*Task directions*: What follows is a set of records; repeat all of them exactly.

(Rows from a dataset)

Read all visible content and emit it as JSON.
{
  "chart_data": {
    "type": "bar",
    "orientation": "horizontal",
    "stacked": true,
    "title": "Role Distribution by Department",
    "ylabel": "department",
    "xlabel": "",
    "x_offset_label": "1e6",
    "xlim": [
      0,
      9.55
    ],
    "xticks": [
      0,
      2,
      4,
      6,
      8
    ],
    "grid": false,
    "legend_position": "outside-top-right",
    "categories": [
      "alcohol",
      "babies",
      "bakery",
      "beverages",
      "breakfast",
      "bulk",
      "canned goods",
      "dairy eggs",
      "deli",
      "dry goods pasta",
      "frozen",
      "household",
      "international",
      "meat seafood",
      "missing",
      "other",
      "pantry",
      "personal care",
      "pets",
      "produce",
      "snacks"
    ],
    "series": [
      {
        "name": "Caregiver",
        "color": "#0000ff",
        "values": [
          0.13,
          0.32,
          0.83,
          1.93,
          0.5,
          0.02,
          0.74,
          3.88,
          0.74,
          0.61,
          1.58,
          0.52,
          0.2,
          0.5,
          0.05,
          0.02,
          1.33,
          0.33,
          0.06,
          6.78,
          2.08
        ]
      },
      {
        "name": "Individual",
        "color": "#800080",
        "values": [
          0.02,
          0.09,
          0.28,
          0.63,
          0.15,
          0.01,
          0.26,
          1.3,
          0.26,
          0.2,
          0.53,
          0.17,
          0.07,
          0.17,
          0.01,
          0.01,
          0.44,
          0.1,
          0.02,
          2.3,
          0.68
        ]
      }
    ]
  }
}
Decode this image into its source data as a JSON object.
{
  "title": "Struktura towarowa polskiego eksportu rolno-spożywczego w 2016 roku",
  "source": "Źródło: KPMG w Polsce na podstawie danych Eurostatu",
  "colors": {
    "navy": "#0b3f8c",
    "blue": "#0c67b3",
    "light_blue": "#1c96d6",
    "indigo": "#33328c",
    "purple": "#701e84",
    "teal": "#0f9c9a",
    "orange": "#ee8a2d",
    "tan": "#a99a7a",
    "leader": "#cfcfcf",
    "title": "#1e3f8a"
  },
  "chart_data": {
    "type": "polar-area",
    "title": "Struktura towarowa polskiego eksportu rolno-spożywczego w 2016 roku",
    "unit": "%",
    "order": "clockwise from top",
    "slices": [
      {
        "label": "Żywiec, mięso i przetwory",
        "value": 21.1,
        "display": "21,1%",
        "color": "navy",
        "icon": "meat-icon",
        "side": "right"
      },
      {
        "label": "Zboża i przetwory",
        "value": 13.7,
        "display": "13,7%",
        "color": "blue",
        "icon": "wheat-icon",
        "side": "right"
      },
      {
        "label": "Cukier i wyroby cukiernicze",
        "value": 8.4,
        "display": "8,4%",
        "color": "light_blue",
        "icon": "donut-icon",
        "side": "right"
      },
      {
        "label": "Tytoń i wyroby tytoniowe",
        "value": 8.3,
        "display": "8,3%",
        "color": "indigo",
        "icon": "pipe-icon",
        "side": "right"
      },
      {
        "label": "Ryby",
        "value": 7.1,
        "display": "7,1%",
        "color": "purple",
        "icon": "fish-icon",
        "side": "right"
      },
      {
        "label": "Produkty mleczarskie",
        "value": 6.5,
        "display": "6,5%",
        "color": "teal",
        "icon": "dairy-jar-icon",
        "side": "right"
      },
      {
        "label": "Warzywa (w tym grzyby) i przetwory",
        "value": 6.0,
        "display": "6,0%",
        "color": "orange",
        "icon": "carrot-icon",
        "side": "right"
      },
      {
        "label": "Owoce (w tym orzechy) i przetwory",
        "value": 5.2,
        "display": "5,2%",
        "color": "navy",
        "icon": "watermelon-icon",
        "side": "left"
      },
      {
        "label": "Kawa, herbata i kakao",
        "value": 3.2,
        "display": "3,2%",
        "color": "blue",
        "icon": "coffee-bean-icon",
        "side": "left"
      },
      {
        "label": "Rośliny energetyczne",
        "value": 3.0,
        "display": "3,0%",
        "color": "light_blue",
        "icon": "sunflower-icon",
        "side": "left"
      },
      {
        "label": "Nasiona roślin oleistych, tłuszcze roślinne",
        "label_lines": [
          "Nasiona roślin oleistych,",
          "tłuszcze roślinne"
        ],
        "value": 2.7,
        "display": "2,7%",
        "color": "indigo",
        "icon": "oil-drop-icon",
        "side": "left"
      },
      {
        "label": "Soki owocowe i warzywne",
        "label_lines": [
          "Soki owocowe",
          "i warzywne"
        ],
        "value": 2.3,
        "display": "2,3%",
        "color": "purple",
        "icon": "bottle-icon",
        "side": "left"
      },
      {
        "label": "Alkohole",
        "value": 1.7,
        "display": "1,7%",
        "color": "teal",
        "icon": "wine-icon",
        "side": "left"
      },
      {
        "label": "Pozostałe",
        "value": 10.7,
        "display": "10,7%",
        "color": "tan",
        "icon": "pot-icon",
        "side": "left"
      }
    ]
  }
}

*Exercise answer*:
Read all visible content and emit it as JSON.
{
  "chart_data": {
    "type": "bar",
    "orientation": "horizontal",
    "stacked": true,
    "title": "Role Distribution by Department",
    "ylabel": "department",
    "xlabel": "",
    "x_offset_label": "1e6",
    "xlim": [
      0,
      9.55
    ],
    "xticks": [
      0,
      2,
      4,
      6,
      8
    ],
    "grid": false,
    "legend_position": "outside-top-right",
    "categories": [
      "alcohol",
      "babies",
      "bakery",
      "beverages",
      "breakfast",
      "bulk",
      "canned goods",
      "dairy eggs",
      "deli",
      "dry goods pasta",
      "frozen",
      "household",
      "international",
      "meat seafood",
      "missing",
      "other",
      "pantry",
      "personal care",
      "pets",
      "produce",
      "snacks"
    ],
    "series": [
      {
        "name": "Caregiver",
        "color": "#0000ff",
        "values": [
          0.13,
          0.32,
          0.83,
          1.93,
          0.5,
          0.02,
          0.74,
          3.88,
          0.74,
          0.61,
          1.58,
          0.52,
          0.2,
          0.5,
          0.05,
          0.02,
          1.33,
          0.33,
          0.06,
          6.78,
          2.08
        ]
      },
      {
        "name": "Individual",
        "color": "#800080",
        "values": [
          0.02,
          0.09,
          0.28,
          0.63,
          0.15,
          0.01,
          0.26,
          1.3,
          0.26,
          0.2,
          0.53,
          0.17,
          0.07,
          0.17,
          0.01,
          0.01,
          0.44,
          0.1,
          0.02,
          2.3,
          0.68
        ]
      }
    ]
  }
}
Decode this image into its source data as a JSON object.
{
  "title": "Struktura towarowa polskiego eksportu rolno-spożywczego w 2016 roku",
  "source": "Źródło: KPMG w Polsce na podstawie danych Eurostatu",
  "colors": {
    "navy": "#0b3f8c",
    "blue": "#0c67b3",
    "light_blue": "#1c96d6",
    "indigo": "#33328c",
    "purple": "#701e84",
    "teal": "#0f9c9a",
    "orange": "#ee8a2d",
    "tan": "#a99a7a",
    "leader": "#cfcfcf",
    "title": "#1e3f8a"
  },
  "chart_data": {
    "type": "polar-area",
    "title": "Struktura towarowa polskiego eksportu rolno-spożywczego w 2016 roku",
    "unit": "%",
    "order": "clockwise from top",
    "slices": [
      {
        "label": "Żywiec, mięso i przetwory",
        "value": 21.1,
        "display": "21,1%",
        "color": "navy",
        "icon": "meat-icon",
        "side": "right"
      },
      {
        "label": "Zboża i przetwory",
        "value": 13.7,
        "display": "13,7%",
        "color": "blue",
        "icon": "wheat-icon",
        "side": "right"
      },
      {
        "label": "Cukier i wyroby cukiernicze",
        "value": 8.4,
        "display": "8,4%",
        "color": "light_blue",
        "icon": "donut-icon",
        "side": "right"
      },
      {
        "label": "Tytoń i wyroby tytoniowe",
        "value": 8.3,
        "display": "8,3%",
        "color": "indigo",
        "icon": "pipe-icon",
        "side": "right"
      },
      {
        "label": "Ryby",
        "value": 7.1,
        "display": "7,1%",
        "color": "purple",
        "icon": "fish-icon",
        "side": "right"
      },
      {
        "label": "Produkty mleczarskie",
        "value": 6.5,
        "display": "6,5%",
        "color": "teal",
        "icon": "dairy-jar-icon",
        "side": "right"
      },
      {
        "label": "Warzywa (w tym grzyby) i przetwory",
        "value": 6.0,
        "display": "6,0%",
        "color": "orange",
        "icon": "carrot-icon",
        "side": "right"
      },
      {
        "label": "Owoce (w tym orzechy) i przetwory",
        "value": 5.2,
        "display": "5,2%",
        "color": "navy",
        "icon": "watermelon-icon",
        "side": "left"
      },
      {
        "label": "Kawa, herbata i kakao",
        "value": 3.2,
        "display": "3,2%",
        "color": "blue",
        "icon": "coffee-bean-icon",
        "side": "left"
      },
      {
        "label": "Rośliny energetyczne",
        "value": 3.0,
        "display": "3,0%",
        "color": "light_blue",
        "icon": "sunflower-icon",
        "side": "left"
      },
      {
        "label": "Nasiona roślin oleistych, tłuszcze roślinne",
        "label_lines": [
          "Nasiona roślin oleistych,",
          "tłuszcze roślinne"
        ],
        "value": 2.7,
        "display": "2,7%",
        "color": "indigo",
        "icon": "oil-drop-icon",
        "side": "left"
      },
      {
        "label": "Soki owocowe i warzywne",
        "label_lines": [
          "Soki owocowe",
          "i warzywne"
        ],
        "value": 2.3,
        "display": "2,3%",
        "color": "purple",
        "icon": "bottle-icon",
        "side": "left"
      },
      {
        "label": "Alkohole",
        "value": 1.7,
        "display": "1,7%",
        "color": "teal",
        "icon": "wine-icon",
        "side": "left"
      },
      {
        "label": "Pozostałe",
        "value": 10.7,
        "display": "10,7%",
        "color": "tan",
        "icon": "pot-icon",
        "side": "left"
      }
    ]
  }
}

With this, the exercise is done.